** START OF MATERIAL PROVIDED **

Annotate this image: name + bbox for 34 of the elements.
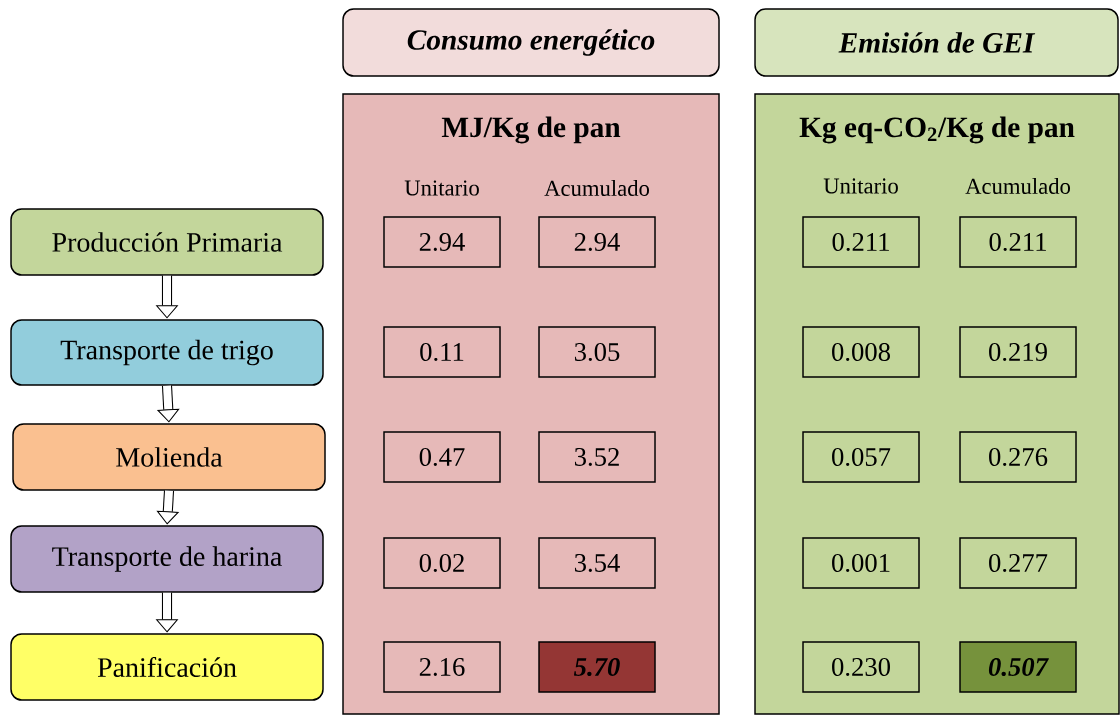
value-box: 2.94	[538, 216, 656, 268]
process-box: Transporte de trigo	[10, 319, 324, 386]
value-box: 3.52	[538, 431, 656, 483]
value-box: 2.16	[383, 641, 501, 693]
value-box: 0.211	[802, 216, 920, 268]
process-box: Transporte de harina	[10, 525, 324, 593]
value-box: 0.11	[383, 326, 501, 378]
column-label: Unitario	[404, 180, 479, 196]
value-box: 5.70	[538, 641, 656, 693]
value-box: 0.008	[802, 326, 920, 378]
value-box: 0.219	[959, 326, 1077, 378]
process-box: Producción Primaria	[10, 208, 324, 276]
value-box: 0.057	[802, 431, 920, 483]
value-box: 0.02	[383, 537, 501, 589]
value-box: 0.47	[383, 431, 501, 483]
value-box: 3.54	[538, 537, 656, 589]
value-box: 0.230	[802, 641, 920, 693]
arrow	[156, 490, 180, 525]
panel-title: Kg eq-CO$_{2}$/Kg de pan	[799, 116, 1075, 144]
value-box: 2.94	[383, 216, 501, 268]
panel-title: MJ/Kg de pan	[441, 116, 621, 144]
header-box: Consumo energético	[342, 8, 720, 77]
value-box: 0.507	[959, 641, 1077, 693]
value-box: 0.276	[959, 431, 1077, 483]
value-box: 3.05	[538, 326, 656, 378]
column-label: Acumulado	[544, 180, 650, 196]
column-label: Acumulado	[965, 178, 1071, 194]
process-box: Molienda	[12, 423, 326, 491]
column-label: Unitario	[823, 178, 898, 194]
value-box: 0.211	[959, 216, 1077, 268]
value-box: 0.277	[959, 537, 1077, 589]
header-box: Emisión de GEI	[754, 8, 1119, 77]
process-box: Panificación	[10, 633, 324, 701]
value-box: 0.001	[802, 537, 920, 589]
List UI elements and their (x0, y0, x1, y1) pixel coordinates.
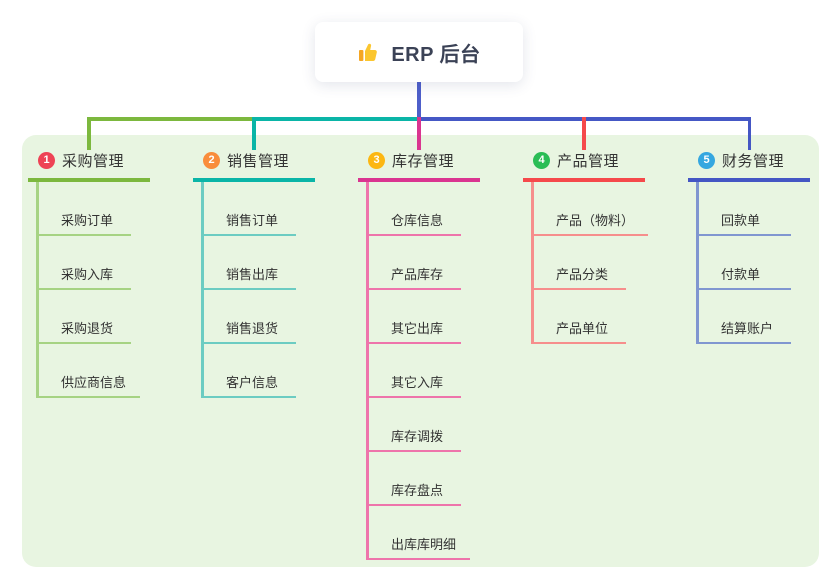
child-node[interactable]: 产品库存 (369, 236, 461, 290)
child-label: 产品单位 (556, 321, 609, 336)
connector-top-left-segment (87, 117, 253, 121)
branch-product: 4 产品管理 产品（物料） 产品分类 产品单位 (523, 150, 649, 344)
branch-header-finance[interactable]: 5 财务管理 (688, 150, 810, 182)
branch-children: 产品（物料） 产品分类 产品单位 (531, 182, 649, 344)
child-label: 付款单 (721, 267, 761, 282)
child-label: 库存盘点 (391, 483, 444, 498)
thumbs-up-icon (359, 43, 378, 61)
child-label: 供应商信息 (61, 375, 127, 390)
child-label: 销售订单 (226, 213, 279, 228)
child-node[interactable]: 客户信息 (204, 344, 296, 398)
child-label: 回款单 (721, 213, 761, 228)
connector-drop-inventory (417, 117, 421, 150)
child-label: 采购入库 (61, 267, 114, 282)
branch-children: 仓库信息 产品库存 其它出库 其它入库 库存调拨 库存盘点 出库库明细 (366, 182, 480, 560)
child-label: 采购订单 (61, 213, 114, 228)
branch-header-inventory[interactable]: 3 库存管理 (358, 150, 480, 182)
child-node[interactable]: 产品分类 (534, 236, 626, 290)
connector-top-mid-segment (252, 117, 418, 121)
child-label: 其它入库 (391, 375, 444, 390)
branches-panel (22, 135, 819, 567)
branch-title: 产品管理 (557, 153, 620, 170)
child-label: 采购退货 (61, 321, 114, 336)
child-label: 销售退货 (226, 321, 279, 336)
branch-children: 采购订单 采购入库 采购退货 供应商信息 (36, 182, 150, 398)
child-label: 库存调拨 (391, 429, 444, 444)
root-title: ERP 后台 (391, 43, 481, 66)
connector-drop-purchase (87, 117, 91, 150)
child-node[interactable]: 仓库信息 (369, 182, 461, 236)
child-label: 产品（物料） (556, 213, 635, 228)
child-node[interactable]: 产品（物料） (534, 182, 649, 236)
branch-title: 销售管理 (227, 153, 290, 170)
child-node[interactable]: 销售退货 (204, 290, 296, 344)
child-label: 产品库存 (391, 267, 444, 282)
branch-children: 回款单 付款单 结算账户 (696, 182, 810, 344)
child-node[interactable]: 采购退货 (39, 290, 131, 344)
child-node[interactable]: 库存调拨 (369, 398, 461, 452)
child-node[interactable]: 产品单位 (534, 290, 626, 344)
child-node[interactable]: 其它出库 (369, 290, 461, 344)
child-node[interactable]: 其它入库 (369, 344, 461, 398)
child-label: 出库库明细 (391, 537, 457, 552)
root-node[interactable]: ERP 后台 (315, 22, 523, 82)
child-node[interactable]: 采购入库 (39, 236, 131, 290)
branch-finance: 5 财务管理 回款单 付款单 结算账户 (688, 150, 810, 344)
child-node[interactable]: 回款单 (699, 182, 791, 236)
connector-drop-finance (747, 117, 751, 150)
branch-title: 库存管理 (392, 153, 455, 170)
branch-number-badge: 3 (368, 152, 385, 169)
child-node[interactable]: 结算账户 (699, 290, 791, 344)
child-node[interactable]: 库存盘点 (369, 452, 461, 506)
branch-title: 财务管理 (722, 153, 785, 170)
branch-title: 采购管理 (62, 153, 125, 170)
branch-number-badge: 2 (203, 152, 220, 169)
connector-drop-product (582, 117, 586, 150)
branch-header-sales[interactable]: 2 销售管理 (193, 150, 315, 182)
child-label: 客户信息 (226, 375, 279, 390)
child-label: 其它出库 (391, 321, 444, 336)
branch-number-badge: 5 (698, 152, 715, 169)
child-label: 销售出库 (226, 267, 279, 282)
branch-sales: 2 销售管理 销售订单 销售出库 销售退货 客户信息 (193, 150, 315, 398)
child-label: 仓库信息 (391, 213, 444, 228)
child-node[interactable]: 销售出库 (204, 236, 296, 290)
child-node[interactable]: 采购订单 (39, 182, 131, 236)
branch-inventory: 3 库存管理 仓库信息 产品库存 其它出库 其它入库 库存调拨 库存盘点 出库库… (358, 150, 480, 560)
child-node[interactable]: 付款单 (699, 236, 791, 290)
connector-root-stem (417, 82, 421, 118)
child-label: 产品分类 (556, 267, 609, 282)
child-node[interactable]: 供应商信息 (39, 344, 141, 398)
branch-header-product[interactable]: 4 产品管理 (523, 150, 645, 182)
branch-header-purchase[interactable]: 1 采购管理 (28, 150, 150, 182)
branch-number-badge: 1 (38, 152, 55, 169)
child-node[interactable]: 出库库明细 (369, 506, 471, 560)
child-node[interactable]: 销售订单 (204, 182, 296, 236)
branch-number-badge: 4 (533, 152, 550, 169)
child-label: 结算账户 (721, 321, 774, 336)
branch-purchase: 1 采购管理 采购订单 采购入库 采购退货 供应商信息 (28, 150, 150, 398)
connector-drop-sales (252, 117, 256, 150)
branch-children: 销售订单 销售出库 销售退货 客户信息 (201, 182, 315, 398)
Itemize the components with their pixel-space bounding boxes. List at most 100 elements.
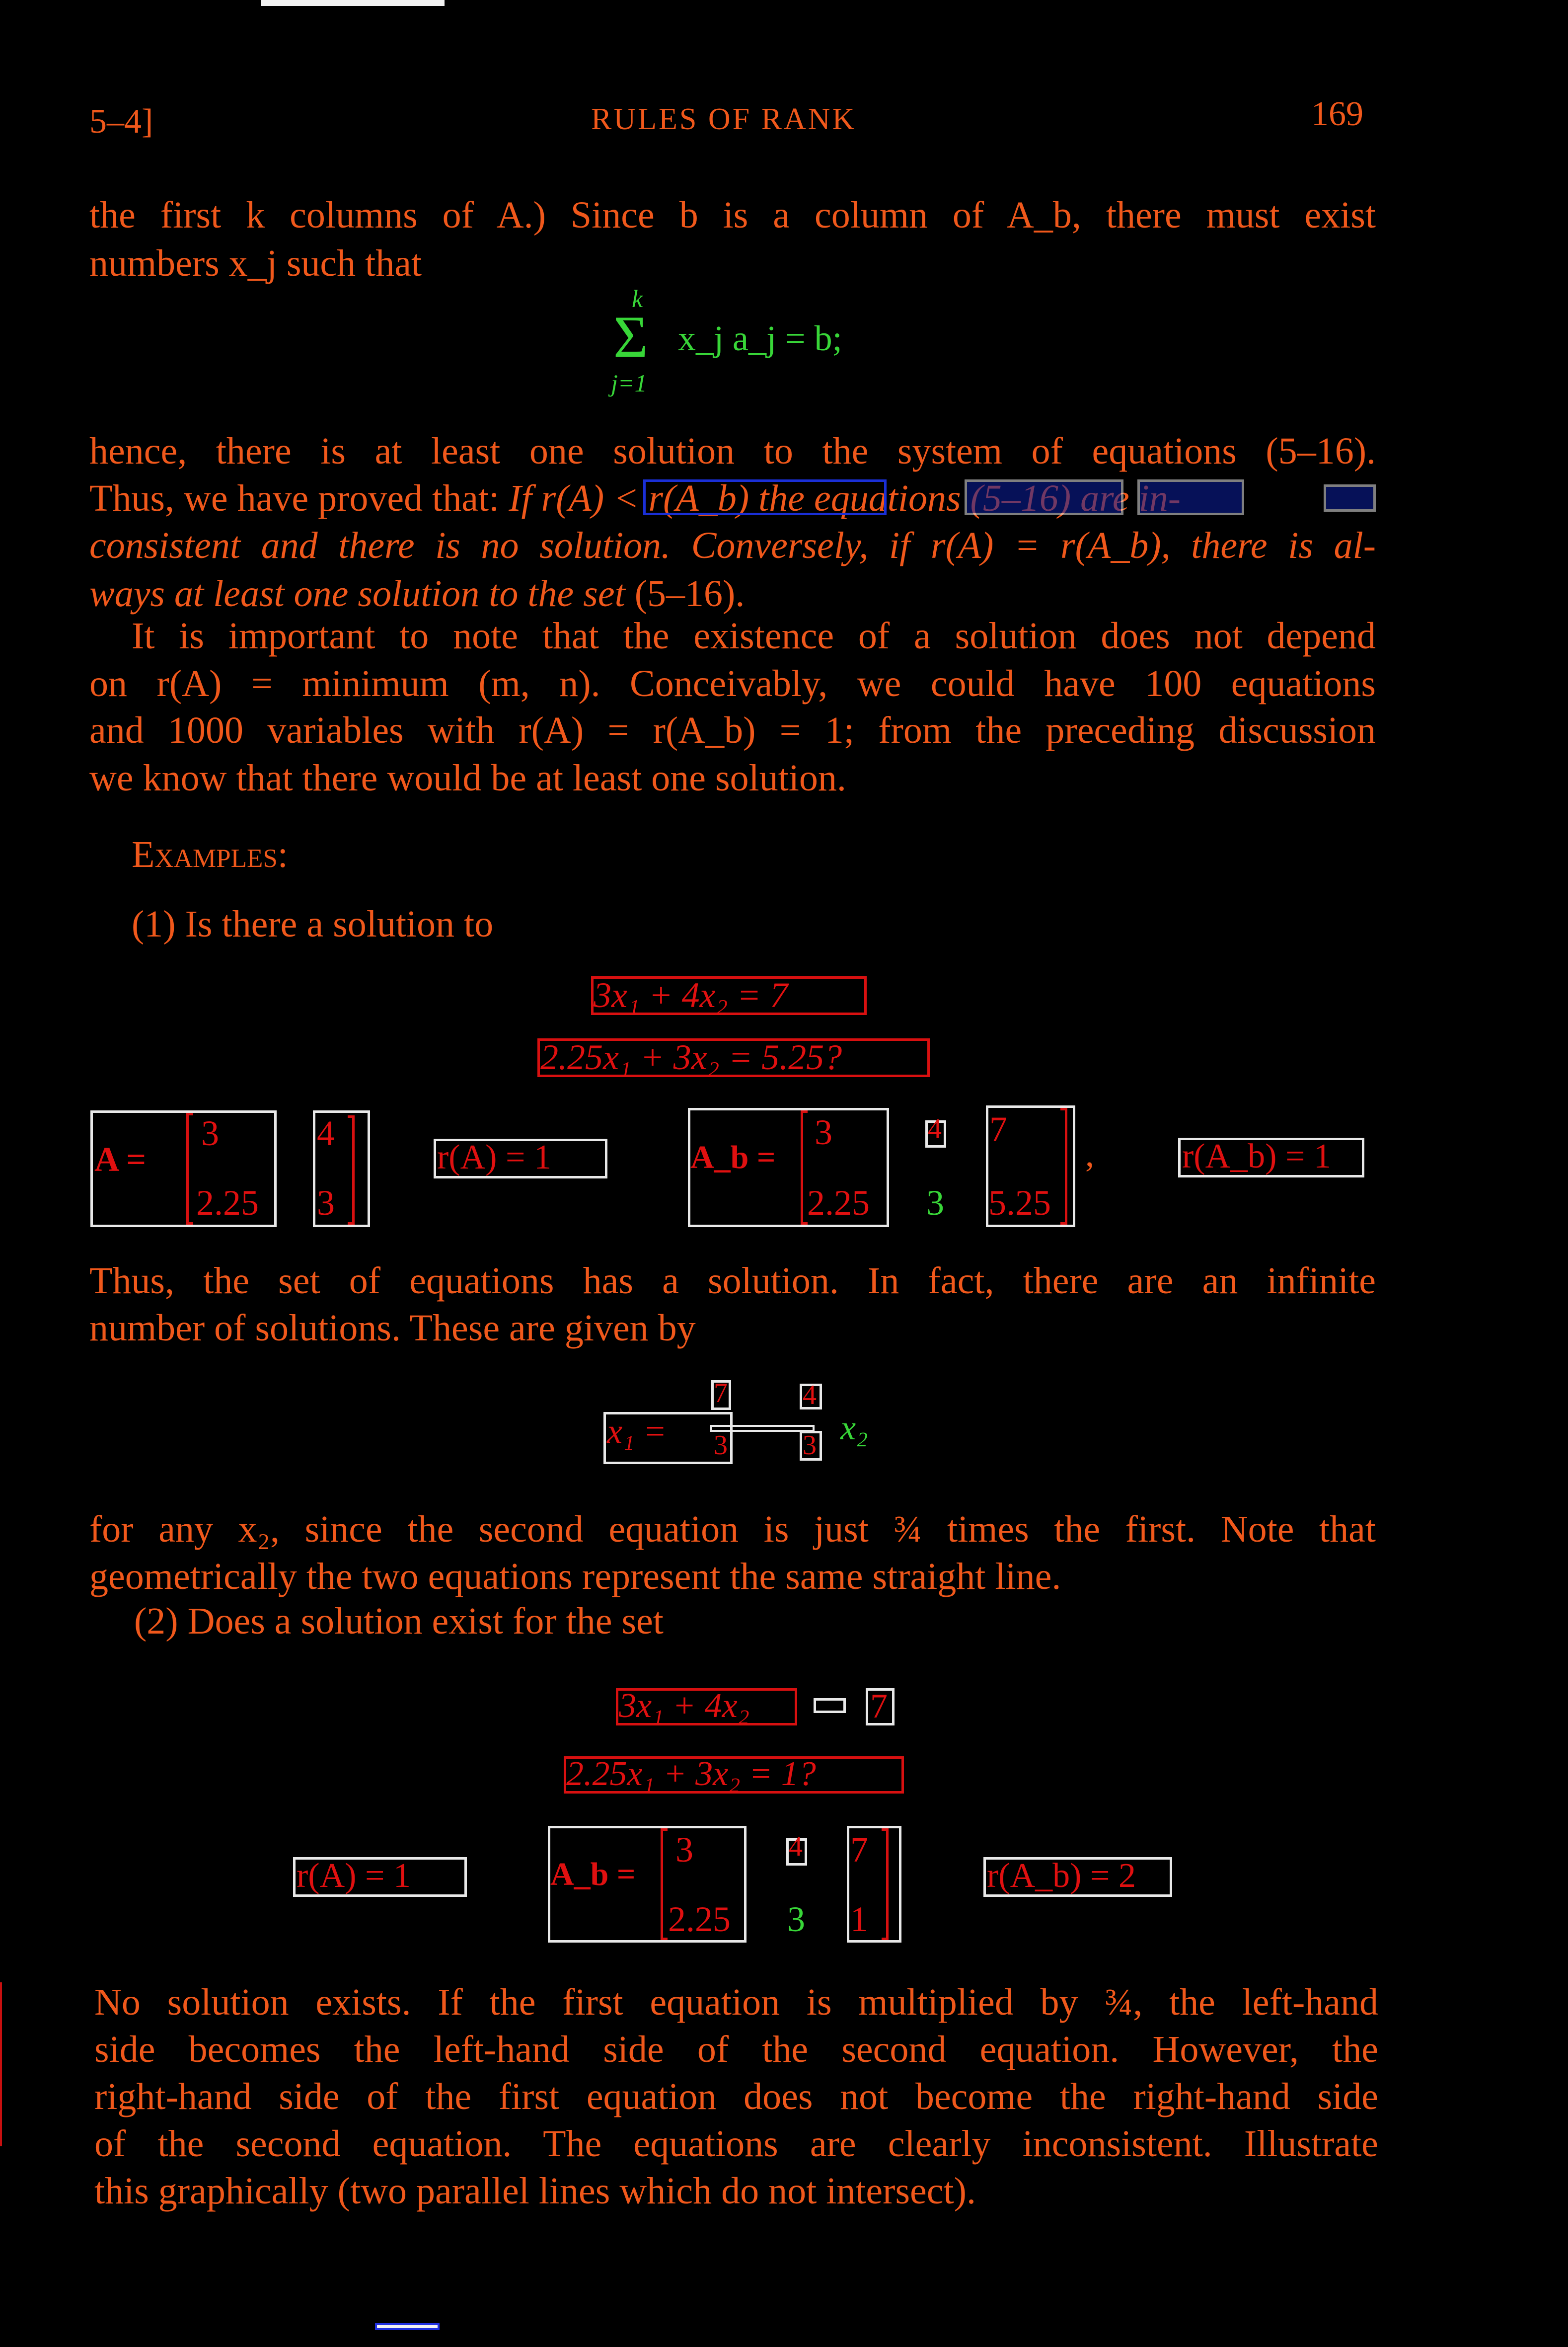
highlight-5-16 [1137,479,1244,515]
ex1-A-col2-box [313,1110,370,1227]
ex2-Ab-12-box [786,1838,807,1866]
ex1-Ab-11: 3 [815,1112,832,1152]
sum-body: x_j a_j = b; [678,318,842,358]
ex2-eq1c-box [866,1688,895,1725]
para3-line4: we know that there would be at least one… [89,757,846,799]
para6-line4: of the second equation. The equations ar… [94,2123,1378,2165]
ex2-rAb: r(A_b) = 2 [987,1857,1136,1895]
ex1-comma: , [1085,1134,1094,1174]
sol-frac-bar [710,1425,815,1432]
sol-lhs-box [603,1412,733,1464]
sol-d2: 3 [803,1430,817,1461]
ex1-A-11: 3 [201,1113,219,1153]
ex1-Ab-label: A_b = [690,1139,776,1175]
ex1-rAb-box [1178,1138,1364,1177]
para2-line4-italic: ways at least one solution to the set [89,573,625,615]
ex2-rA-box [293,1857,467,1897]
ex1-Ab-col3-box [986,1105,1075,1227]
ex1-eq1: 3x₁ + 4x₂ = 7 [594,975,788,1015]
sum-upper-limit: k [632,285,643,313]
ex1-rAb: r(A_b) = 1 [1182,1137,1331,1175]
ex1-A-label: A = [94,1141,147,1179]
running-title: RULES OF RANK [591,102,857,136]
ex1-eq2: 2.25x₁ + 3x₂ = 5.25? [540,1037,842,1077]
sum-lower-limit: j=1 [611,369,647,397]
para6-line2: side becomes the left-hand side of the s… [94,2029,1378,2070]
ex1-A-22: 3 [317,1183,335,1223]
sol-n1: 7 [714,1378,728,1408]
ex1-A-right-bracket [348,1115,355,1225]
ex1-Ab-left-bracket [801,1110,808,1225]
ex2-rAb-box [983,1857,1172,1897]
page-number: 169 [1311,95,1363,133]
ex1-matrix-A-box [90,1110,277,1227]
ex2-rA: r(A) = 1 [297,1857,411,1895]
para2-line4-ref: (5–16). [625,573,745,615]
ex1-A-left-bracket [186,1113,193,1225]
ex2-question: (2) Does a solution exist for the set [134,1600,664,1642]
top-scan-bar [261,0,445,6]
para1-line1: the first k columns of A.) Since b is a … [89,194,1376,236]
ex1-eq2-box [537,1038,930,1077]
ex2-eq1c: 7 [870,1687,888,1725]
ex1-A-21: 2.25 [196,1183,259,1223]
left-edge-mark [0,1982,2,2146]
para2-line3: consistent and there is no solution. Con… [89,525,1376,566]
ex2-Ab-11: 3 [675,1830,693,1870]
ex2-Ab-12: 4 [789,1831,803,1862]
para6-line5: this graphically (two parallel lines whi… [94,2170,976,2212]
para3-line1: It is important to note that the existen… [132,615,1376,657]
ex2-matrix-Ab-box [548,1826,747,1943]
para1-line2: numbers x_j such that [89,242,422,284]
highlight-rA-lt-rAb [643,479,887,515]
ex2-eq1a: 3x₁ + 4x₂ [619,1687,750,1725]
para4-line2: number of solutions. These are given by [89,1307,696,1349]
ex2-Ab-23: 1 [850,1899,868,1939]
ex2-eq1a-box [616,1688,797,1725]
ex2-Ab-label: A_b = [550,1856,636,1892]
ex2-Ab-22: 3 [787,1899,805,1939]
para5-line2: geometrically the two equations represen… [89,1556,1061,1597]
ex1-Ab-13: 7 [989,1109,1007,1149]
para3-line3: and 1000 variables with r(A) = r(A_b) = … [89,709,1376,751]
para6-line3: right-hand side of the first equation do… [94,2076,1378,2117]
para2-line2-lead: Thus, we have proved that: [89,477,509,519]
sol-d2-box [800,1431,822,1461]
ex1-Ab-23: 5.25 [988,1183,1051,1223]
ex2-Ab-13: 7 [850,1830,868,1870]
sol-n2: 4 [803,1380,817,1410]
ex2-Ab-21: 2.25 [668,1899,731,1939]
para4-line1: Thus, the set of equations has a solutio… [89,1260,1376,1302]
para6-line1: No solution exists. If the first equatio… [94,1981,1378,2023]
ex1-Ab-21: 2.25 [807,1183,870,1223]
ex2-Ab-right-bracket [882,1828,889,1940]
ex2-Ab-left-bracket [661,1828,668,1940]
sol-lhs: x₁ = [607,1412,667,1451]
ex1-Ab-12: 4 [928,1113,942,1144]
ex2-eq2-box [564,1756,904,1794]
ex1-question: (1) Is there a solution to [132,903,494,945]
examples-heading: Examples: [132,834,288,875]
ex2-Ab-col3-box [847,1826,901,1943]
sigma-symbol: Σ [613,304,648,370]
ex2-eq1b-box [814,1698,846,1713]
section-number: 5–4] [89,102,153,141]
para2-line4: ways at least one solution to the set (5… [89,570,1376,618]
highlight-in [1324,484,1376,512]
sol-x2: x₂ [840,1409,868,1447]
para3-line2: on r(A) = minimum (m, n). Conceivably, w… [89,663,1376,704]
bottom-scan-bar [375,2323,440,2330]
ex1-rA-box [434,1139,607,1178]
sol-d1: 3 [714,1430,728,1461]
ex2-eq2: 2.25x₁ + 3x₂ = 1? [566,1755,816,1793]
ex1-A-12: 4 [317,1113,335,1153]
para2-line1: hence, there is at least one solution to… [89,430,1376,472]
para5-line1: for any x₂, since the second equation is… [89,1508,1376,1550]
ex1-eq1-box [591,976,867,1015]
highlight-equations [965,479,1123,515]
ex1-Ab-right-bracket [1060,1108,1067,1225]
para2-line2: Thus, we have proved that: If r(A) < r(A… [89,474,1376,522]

** END OF MATERIAL PROVIDED **

• DESCRIPTION OF THE TASK: Find each row above that contains the word "there", and copy every such line in full.

• ANSWER TO THIS EXERCISE:
para3-line4: we know that there would be at least one… [89,757,846,799]
para2-line3: consistent and there is no solution. Con… [89,525,1376,566]
ex1-question: (1) Is there a solution to [132,903,494,945]
para2-line1: hence, there is at least one solution to… [89,430,1376,472]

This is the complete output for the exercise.